_What is expected_: Figure out how many lines of the material below contain the word "JSON". Answer with the number only.
* begin Available data *
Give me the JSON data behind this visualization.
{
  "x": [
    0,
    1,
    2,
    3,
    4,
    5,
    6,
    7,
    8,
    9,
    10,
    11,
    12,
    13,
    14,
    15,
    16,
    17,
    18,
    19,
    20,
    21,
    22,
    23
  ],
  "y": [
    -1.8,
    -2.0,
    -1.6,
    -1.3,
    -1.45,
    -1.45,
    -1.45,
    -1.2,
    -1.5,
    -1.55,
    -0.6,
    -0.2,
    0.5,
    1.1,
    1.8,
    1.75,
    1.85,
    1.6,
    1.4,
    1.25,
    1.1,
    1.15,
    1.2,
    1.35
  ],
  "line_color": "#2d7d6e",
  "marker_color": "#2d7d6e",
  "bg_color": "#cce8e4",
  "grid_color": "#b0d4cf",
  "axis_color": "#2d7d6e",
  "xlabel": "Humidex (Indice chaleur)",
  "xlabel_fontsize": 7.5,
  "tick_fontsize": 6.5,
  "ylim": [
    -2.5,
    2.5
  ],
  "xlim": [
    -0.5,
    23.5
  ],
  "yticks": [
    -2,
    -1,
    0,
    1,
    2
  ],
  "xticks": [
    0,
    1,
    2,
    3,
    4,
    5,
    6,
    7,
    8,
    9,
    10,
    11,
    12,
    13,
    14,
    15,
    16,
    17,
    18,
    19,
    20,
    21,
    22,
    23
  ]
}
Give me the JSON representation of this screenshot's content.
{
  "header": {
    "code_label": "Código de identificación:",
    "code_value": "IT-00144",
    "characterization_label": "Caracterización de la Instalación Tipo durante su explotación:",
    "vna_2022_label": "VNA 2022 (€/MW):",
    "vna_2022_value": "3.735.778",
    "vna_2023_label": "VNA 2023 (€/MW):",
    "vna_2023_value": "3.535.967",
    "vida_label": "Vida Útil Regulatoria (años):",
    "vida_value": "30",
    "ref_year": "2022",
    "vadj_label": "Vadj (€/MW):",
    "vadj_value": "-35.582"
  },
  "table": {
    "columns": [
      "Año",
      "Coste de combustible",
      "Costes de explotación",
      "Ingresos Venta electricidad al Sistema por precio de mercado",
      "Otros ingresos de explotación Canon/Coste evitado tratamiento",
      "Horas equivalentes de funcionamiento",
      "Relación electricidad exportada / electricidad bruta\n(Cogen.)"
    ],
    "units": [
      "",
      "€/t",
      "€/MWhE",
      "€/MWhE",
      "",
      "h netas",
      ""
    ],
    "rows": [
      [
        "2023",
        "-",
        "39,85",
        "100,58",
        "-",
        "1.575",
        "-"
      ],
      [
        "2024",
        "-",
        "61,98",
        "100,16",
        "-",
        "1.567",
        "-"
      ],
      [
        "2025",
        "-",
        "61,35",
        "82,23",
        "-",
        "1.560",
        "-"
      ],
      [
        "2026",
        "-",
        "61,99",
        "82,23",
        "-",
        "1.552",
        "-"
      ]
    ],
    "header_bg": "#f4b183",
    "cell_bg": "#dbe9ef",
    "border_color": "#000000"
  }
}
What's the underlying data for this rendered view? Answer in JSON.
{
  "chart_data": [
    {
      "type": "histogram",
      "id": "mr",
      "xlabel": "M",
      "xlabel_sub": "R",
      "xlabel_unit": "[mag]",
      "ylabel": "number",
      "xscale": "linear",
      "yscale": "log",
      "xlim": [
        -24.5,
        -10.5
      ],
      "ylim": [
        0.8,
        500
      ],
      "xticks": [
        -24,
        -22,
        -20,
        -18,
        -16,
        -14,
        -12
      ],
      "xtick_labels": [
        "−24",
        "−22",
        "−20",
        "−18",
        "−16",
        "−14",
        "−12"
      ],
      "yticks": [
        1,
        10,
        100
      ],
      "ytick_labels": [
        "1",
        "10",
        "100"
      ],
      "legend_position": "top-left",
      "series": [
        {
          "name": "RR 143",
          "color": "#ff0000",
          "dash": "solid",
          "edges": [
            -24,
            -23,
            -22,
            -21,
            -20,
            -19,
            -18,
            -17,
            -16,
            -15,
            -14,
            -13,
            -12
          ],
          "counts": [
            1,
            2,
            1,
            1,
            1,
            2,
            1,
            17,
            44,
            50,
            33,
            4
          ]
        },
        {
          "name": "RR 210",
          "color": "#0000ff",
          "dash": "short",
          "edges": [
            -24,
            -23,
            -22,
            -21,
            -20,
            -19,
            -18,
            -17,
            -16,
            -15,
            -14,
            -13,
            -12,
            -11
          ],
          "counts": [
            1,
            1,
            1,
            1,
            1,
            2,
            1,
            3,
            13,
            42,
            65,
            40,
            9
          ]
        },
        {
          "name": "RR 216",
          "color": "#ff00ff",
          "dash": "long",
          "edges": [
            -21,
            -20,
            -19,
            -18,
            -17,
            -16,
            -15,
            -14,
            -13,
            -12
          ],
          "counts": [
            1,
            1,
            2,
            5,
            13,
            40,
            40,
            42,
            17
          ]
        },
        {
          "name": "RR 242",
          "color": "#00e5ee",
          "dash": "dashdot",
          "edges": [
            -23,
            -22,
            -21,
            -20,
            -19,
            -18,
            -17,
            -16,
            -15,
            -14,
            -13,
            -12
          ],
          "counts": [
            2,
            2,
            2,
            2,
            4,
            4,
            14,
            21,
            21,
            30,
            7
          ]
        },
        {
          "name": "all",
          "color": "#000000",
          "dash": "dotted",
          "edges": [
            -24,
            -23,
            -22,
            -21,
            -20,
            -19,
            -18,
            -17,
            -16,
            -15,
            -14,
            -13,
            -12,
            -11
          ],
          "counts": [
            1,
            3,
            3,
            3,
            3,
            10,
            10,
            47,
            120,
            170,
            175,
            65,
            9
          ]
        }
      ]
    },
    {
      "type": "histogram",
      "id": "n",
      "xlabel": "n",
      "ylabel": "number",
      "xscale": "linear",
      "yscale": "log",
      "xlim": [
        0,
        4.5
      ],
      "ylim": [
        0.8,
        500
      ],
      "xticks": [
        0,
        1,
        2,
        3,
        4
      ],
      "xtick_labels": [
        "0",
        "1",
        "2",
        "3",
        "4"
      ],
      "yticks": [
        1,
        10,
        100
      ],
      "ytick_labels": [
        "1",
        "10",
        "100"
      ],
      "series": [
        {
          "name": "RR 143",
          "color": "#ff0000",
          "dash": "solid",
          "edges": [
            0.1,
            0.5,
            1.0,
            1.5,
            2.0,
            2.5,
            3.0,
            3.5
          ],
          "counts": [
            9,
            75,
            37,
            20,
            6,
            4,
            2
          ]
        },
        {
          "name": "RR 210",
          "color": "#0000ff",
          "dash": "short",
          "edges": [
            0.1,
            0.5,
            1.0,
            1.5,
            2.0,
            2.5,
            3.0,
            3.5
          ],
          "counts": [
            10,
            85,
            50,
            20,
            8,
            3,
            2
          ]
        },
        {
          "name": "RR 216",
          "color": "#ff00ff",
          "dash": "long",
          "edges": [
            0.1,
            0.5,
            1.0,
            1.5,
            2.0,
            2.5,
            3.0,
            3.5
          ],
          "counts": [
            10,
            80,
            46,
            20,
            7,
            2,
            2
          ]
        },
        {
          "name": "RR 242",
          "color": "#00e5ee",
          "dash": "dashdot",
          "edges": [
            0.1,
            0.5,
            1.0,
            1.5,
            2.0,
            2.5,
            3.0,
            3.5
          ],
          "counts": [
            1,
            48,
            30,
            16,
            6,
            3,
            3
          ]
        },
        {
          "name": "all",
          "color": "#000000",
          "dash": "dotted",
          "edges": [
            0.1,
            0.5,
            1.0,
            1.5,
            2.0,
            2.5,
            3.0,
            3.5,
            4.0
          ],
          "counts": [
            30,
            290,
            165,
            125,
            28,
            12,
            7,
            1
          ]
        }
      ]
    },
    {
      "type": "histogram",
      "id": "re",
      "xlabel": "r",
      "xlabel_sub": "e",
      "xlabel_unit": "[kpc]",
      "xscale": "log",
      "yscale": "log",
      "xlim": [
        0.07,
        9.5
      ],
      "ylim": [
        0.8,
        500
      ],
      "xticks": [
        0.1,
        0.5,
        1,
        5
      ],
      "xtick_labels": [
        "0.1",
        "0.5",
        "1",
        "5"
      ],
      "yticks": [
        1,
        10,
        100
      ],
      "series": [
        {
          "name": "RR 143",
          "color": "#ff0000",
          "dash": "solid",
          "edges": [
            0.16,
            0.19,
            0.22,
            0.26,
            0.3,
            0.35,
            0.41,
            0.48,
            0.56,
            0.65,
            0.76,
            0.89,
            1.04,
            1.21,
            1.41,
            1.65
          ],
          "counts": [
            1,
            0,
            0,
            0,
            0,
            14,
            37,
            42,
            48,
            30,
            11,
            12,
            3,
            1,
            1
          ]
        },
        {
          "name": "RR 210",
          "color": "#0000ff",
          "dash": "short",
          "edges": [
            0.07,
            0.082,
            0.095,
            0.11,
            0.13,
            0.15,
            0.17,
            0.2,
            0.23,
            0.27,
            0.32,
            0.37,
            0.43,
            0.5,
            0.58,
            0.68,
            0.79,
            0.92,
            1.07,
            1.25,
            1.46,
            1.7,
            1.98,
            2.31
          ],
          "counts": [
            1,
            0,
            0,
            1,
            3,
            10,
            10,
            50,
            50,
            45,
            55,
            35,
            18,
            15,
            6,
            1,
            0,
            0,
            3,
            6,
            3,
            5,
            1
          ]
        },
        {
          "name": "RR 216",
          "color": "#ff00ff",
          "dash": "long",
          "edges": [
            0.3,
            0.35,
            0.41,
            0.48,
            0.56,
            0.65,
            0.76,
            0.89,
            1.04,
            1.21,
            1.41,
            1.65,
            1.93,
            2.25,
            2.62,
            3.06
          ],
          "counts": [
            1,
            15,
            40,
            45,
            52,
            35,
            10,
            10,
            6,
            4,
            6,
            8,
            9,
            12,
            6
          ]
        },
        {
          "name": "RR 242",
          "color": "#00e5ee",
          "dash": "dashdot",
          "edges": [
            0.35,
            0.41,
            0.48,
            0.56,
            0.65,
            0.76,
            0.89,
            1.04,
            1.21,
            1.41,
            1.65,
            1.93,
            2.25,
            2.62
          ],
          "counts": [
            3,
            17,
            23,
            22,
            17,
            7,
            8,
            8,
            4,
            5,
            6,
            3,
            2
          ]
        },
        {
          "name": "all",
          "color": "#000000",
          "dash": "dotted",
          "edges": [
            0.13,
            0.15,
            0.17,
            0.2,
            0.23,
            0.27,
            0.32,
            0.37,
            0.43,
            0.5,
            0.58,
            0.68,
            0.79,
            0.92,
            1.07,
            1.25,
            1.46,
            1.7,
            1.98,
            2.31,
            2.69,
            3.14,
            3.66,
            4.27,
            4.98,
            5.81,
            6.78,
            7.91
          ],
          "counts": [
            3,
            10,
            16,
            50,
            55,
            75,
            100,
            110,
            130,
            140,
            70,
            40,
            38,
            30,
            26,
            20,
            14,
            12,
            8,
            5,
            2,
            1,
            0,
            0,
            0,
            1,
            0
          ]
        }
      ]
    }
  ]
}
* end Available data *
_Output_: 3